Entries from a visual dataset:
● ● ● ● ● ● ●

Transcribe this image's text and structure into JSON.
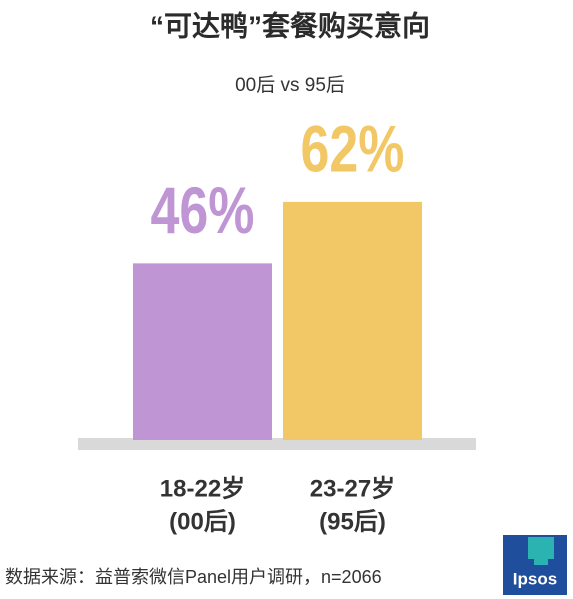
{
  "chart_data": {
    "type": "bar",
    "title": "“可达鸭”套餐购买意向",
    "subtitle": "00后 vs 95后",
    "categories": [
      [
        "18-22岁",
        "(00后)"
      ],
      [
        "23-27岁",
        "(95后)"
      ]
    ],
    "values": [
      46,
      62
    ],
    "value_labels": [
      "46%",
      "62%"
    ],
    "colors": [
      "#bf95d4",
      "#f2c867"
    ],
    "source": "数据来源：益普索微信Panel用户调研，n=2066",
    "logo": "Ipsos"
  }
}
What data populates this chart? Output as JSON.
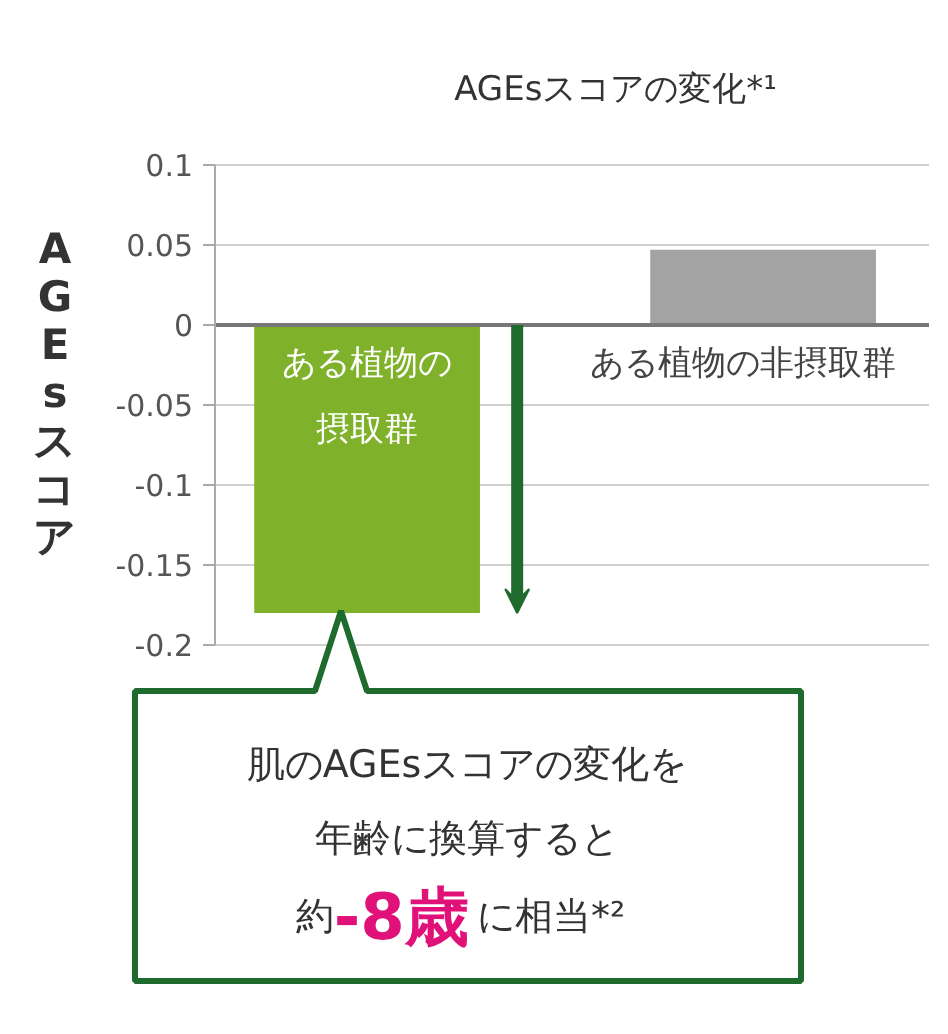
{
  "chart_data": {
    "type": "bar",
    "title": "AGEsスコアの変化*¹",
    "ylabel": "AGEsスコア",
    "categories": [
      "ある植物の摂取群",
      "ある植物の非摂取群"
    ],
    "values": [
      -0.18,
      0.047
    ],
    "colors": [
      "#7fb12a",
      "#a3a3a3"
    ],
    "ylim": [
      -0.2,
      0.1
    ],
    "yticks": [
      -0.2,
      -0.15,
      -0.1,
      -0.05,
      0,
      0.05,
      0.1
    ],
    "grid": "y",
    "annotations": [
      "肌のAGEsスコアの変化を",
      "年齢に換算すると",
      "約",
      "-8歳",
      "に相当*²"
    ]
  }
}
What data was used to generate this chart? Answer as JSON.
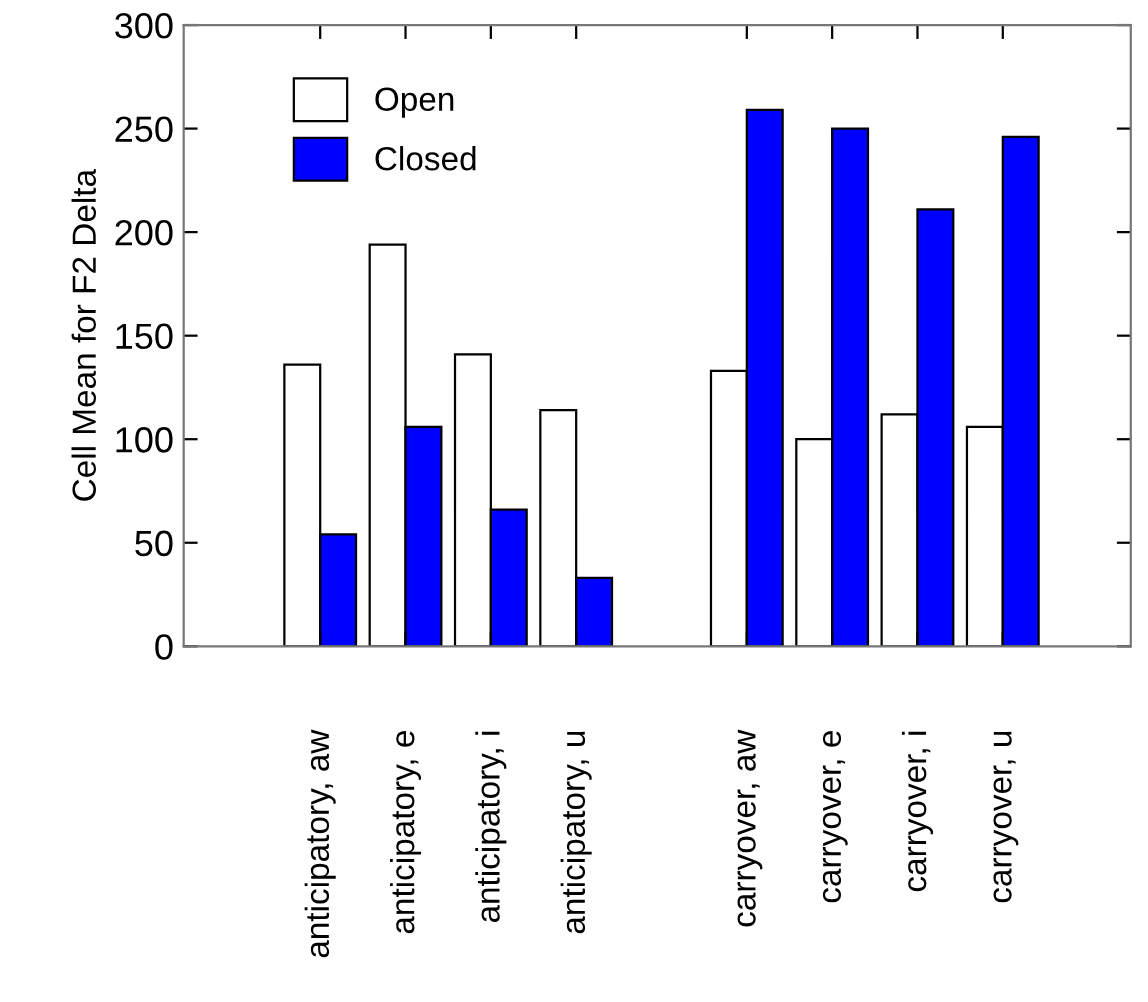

● ● ● ● ● ● ●

## Given problem
Quote in full the listing given above; the images are to be left out.

## Result of the task
Transcribe this image's text and structure into JSON.
{
  "chart_data": {
    "type": "bar",
    "title": "“可达鸭”套餐购买意向",
    "subtitle": "00后 vs 95后",
    "categories": [
      [
        "18-22岁",
        "(00后)"
      ],
      [
        "23-27岁",
        "(95后)"
      ]
    ],
    "values": [
      46,
      62
    ],
    "value_labels": [
      "46%",
      "62%"
    ],
    "colors": [
      "#bf95d4",
      "#f2c867"
    ],
    "source": "数据来源：益普索微信Panel用户调研，n=2066",
    "logo": "Ipsos"
  }
}
What data populates this chart? Output as JSON.
{
  "chart_data": {
    "type": "bar",
    "title": "AGEsスコアの変化*¹",
    "ylabel": "AGEsスコア",
    "categories": [
      "ある植物の摂取群",
      "ある植物の非摂取群"
    ],
    "values": [
      -0.18,
      0.047
    ],
    "colors": [
      "#7fb12a",
      "#a3a3a3"
    ],
    "ylim": [
      -0.2,
      0.1
    ],
    "yticks": [
      -0.2,
      -0.15,
      -0.1,
      -0.05,
      0,
      0.05,
      0.1
    ],
    "grid": "y",
    "annotations": [
      "肌のAGEsスコアの変化を",
      "年齢に換算すると",
      "約",
      "-8歳",
      "に相当*²"
    ]
  }
}
What data was used to generate this chart? Answer as JSON.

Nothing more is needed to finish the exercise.